(Saved entries)
* * * * * * *

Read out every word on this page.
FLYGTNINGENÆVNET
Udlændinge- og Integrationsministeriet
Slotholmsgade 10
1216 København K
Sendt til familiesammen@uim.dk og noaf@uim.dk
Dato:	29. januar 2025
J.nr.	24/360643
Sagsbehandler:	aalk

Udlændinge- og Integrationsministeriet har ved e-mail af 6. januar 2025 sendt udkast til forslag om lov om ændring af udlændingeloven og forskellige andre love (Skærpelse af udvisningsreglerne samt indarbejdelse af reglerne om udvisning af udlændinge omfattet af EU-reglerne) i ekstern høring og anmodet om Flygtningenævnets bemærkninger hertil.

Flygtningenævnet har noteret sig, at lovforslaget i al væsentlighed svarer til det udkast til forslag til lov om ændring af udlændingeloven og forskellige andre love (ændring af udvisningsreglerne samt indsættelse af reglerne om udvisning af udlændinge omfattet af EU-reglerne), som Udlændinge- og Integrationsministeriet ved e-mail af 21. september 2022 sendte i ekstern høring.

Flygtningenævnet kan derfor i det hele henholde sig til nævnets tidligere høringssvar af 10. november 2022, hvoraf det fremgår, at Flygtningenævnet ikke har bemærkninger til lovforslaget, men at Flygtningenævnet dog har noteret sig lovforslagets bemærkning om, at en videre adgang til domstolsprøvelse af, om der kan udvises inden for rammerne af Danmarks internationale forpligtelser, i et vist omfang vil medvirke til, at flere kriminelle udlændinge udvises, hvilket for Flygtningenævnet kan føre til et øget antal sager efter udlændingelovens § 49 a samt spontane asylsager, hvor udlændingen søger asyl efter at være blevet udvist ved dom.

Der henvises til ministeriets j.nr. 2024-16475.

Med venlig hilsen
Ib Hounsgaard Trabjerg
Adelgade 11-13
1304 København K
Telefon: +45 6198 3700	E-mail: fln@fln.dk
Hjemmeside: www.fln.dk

* * * * * * *

Each entry must be reproduced verbatim.

## The response
Read out every word on this page.
FLYGTNINGENÆVNET
Udlændinge- og Integrationsministeriet
Slotholmsgade 10
1216 København K
Sendt til familiesammen@uim.dk og noaf@uim.dk
Dato:	29. januar 2025
J.nr.	24/360643
Sagsbehandler:	aalk

Udlændinge- og Integrationsministeriet har ved e-mail af 6. januar 2025 sendt udkast til forslag om lov om ændring af udlændingeloven og forskellige andre love (Skærpelse af udvisningsreglerne samt indarbejdelse af reglerne om udvisning af udlændinge omfattet af EU-reglerne) i ekstern høring og anmodet om Flygtningenævnets bemærkninger hertil.

Flygtningenævnet har noteret sig, at lovforslaget i al væsentlighed svarer til det udkast til forslag til lov om ændring af udlændingeloven og forskellige andre love (ændring af udvisningsreglerne samt indsættelse af reglerne om udvisning af udlændinge omfattet af EU-reglerne), som Udlændinge- og Integrationsministeriet ved e-mail af 21. september 2022 sendte i ekstern høring.

Flygtningenævnet kan derfor i det hele henholde sig til nævnets tidligere høringssvar af 10. november 2022, hvoraf det fremgår, at Flygtningenævnet ikke har bemærkninger til lovforslaget, men at Flygtningenævnet dog har noteret sig lovforslagets bemærkning om, at en videre adgang til domstolsprøvelse af, om der kan udvises inden for rammerne af Danmarks internationale forpligtelser, i et vist omfang vil medvirke til, at flere kriminelle udlændinge udvises, hvilket for Flygtningenævnet kan føre til et øget antal sager efter udlændingelovens § 49 a samt spontane asylsager, hvor udlændingen søger asyl efter at være blevet udvist ved dom.

Der henvises til ministeriets j.nr. 2024-16475.

Med venlig hilsen
Ib Hounsgaard Trabjerg
Adelgade 11-13
1304 København K
Telefon: +45 6198 3700	E-mail: fln@fln.dk
Hjemmeside: www.fln.dk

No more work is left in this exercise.